■ WHAT THE TASK ASKS:
Search the data below for the string "content". Extract every line that contains it.
____________________
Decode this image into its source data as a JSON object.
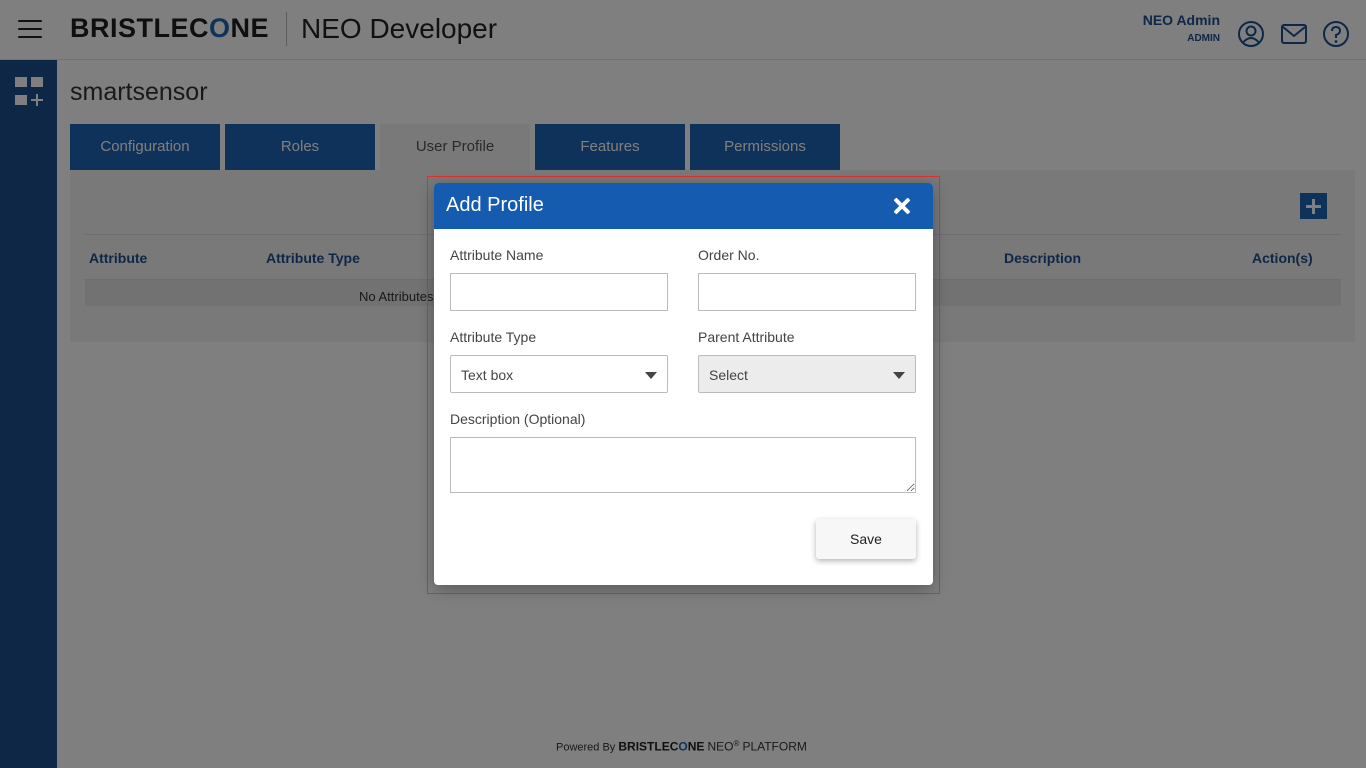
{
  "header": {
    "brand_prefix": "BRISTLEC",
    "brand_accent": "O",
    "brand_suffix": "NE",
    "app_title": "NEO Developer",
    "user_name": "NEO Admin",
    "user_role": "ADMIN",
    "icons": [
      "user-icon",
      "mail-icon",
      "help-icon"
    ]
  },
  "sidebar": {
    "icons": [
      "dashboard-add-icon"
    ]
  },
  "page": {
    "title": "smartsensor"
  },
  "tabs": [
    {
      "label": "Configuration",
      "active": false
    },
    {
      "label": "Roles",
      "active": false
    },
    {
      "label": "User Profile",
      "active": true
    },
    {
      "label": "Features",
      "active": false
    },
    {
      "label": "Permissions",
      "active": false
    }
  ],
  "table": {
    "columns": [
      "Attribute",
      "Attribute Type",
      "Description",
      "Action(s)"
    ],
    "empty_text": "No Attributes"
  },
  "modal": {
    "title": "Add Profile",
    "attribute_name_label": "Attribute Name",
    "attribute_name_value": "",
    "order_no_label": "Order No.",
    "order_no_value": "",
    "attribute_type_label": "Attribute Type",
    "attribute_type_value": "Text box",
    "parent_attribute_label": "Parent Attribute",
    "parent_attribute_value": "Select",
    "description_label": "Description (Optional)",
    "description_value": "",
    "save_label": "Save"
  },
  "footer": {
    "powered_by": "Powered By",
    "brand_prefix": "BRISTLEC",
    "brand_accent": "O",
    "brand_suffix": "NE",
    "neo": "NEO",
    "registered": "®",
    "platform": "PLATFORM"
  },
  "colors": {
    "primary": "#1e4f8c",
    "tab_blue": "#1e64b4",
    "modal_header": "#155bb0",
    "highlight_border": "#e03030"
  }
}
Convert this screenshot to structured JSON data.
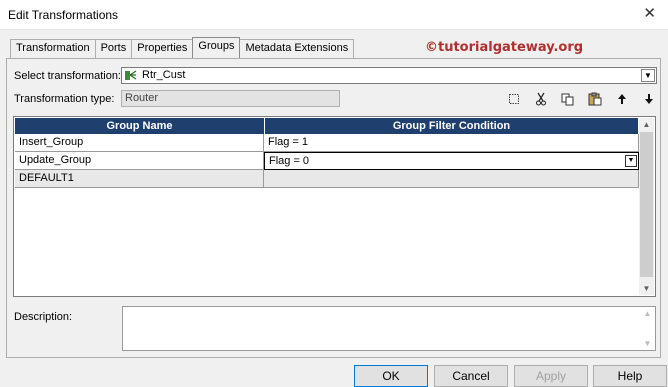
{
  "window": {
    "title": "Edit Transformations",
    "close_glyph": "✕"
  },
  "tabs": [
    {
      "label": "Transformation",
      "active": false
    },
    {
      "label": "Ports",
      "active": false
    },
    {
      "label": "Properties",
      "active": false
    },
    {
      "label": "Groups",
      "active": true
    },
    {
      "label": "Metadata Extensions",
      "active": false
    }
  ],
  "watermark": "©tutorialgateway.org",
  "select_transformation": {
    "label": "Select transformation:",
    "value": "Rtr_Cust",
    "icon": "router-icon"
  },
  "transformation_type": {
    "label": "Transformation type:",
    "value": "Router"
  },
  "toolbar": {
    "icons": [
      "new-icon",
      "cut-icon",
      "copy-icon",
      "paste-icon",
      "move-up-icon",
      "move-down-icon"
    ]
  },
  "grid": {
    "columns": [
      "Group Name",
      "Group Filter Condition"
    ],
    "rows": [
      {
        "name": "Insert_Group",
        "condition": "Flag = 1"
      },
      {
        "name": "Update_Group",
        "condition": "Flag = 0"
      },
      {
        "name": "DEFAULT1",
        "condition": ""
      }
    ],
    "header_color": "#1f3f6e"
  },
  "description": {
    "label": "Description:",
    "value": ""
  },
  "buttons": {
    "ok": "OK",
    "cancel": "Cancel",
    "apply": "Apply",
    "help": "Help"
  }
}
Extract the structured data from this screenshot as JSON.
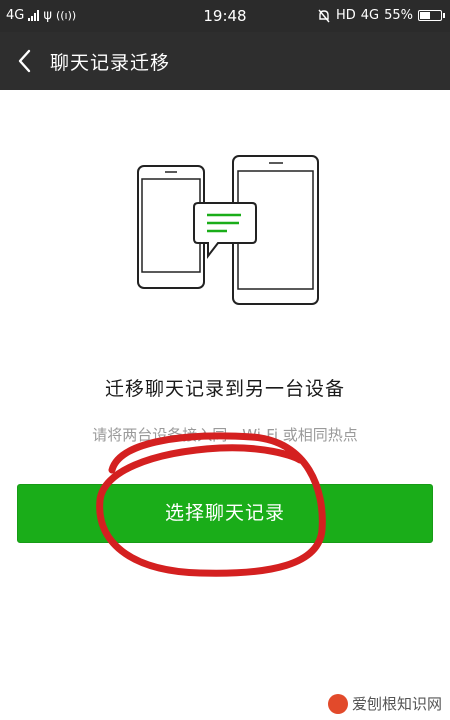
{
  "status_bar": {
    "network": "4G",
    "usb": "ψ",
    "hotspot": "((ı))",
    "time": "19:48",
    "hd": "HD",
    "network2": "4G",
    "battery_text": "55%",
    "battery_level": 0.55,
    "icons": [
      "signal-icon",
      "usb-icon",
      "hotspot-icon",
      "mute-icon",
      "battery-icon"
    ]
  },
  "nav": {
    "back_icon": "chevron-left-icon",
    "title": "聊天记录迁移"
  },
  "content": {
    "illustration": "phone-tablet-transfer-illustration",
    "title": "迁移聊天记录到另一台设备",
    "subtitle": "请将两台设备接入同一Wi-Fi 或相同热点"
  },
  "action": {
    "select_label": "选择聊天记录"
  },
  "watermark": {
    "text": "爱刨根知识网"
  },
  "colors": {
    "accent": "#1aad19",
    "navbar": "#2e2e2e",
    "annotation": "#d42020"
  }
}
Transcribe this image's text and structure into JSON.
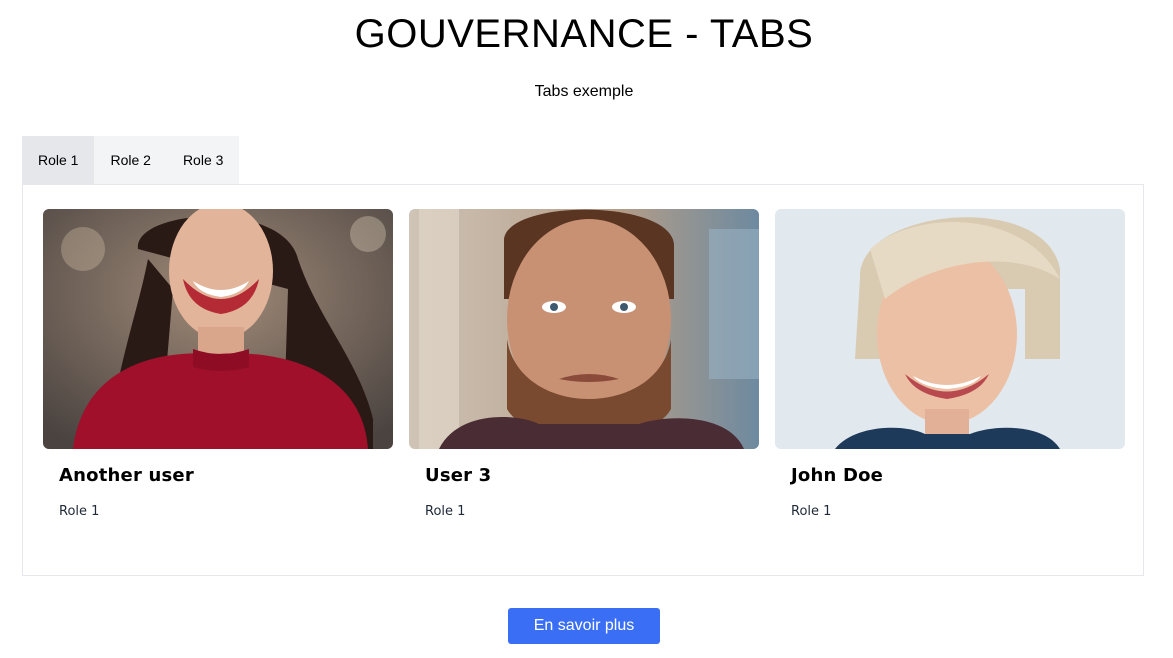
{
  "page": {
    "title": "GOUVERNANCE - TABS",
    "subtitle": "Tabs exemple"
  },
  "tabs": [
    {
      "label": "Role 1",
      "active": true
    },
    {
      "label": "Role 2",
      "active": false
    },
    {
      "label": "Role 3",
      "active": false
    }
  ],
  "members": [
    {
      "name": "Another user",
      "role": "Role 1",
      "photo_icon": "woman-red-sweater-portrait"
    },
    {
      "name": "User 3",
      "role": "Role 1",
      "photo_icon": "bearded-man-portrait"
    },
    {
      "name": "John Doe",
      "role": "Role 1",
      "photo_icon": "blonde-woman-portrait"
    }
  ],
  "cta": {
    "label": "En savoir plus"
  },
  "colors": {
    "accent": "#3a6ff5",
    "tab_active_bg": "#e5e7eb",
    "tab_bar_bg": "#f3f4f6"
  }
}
____________________
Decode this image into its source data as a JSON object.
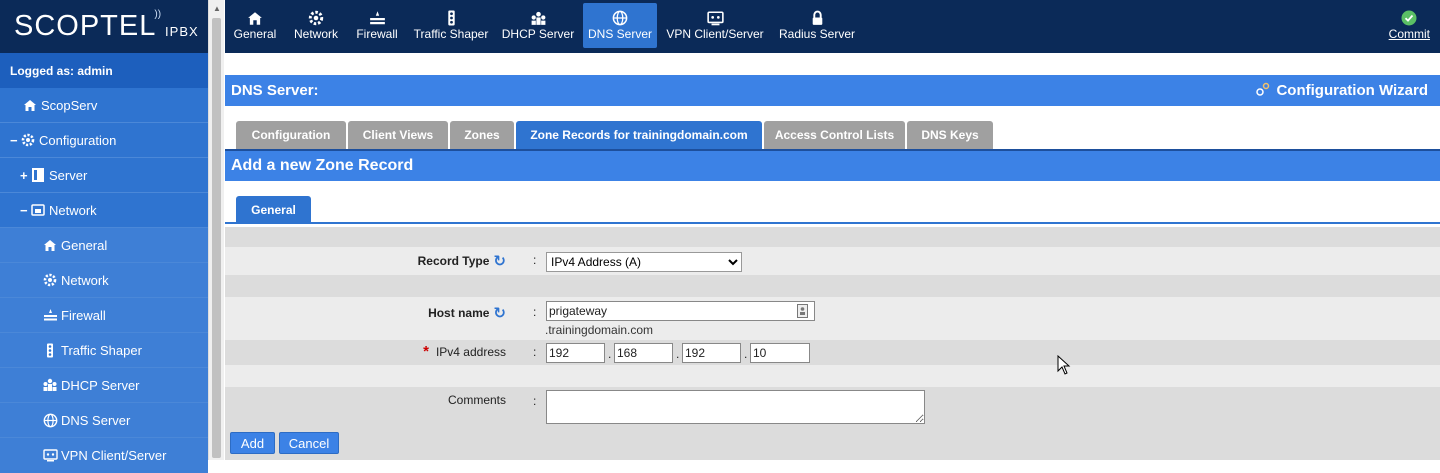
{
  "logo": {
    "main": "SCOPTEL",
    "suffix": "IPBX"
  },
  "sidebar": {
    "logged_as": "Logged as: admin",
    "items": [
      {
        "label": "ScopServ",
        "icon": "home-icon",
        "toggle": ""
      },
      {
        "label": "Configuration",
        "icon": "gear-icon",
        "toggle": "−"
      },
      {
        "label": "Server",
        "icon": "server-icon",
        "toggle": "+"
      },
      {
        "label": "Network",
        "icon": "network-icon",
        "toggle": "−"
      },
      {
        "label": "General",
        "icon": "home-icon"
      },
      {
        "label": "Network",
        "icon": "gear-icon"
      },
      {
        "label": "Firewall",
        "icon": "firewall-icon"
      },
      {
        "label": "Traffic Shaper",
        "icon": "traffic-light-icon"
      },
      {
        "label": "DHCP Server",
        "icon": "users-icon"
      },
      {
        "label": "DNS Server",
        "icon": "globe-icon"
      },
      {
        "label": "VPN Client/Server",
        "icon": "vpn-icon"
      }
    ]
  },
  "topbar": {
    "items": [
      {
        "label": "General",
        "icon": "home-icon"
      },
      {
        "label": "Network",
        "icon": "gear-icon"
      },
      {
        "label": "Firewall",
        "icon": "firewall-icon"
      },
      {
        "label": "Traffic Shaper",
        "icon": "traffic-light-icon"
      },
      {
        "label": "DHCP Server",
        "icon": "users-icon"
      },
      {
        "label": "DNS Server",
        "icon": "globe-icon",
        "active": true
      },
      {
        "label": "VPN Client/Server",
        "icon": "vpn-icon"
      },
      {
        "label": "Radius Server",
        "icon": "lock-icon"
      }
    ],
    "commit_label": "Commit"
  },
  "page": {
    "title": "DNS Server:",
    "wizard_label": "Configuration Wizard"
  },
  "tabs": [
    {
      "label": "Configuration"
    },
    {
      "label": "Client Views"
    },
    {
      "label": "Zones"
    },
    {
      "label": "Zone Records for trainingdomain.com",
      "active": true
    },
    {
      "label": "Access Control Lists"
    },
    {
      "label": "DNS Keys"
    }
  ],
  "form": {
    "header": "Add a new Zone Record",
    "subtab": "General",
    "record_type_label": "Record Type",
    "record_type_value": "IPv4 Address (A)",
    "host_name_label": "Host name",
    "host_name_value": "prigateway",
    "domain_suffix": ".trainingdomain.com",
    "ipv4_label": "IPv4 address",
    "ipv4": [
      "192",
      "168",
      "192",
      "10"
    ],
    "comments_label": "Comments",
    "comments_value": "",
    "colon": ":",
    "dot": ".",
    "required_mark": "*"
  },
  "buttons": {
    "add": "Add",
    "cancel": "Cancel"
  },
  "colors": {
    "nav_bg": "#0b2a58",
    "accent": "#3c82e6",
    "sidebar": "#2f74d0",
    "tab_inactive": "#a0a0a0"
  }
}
____________________
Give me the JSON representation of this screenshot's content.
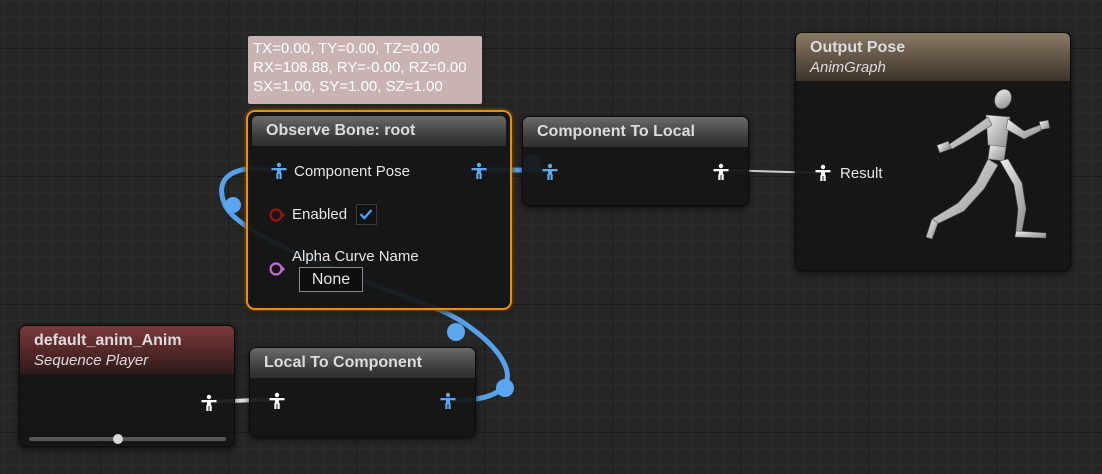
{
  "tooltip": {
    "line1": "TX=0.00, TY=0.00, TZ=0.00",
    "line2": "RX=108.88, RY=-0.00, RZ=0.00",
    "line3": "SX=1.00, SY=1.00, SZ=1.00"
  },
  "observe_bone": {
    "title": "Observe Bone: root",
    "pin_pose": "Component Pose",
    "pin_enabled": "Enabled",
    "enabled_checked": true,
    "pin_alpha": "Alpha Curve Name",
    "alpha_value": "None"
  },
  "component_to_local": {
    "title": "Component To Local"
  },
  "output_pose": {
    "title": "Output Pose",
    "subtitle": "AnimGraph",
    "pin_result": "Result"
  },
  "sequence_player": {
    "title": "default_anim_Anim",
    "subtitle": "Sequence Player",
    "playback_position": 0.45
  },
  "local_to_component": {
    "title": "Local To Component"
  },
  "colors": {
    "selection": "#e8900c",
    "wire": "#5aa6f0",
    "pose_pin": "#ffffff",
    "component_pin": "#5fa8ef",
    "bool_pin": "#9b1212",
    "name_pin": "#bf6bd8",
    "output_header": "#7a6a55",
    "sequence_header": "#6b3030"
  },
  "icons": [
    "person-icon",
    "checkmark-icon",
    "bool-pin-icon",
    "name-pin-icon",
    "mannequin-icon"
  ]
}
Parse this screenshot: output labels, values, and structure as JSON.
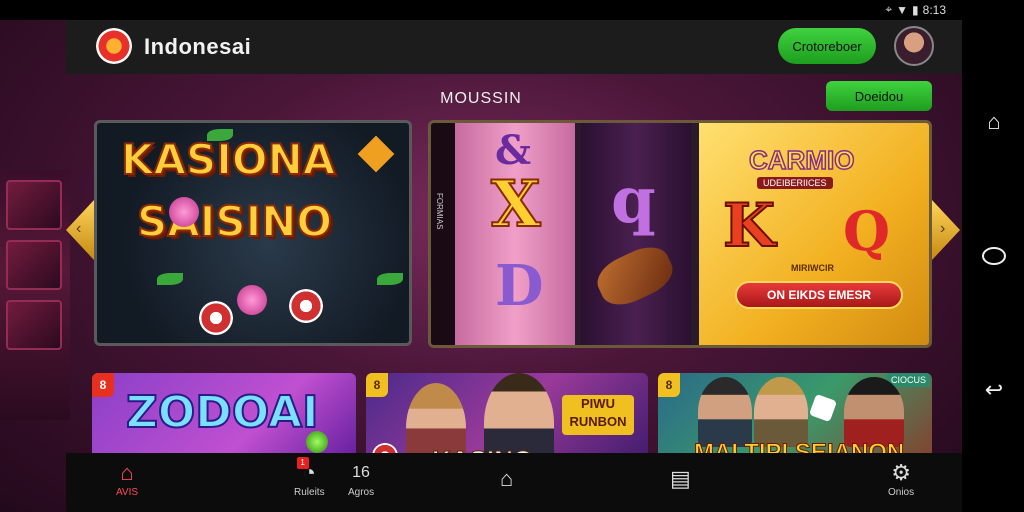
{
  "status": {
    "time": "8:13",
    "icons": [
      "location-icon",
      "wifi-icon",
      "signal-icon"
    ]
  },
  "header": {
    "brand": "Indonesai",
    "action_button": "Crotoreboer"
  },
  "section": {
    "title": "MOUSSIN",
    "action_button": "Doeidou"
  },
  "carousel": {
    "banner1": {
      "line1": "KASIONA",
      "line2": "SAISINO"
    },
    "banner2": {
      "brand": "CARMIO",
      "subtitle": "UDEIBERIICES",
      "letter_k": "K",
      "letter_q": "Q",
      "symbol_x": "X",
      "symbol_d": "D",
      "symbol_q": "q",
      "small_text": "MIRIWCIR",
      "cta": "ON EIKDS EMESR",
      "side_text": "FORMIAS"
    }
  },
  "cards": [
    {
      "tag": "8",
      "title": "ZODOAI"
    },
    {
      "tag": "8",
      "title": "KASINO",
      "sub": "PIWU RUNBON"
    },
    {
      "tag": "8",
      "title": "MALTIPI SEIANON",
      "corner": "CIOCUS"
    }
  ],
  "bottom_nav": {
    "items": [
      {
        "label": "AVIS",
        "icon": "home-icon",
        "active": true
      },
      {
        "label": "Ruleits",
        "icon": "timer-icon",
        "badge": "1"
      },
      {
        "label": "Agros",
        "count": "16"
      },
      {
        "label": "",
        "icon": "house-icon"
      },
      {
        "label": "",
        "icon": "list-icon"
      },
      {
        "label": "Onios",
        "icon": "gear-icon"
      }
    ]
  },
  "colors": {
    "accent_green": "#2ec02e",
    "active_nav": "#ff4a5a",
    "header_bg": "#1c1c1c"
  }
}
____________________
■ ANSWER FOR THE TASK:
  "content": {
Give me the JSON representation of this screenshot's content.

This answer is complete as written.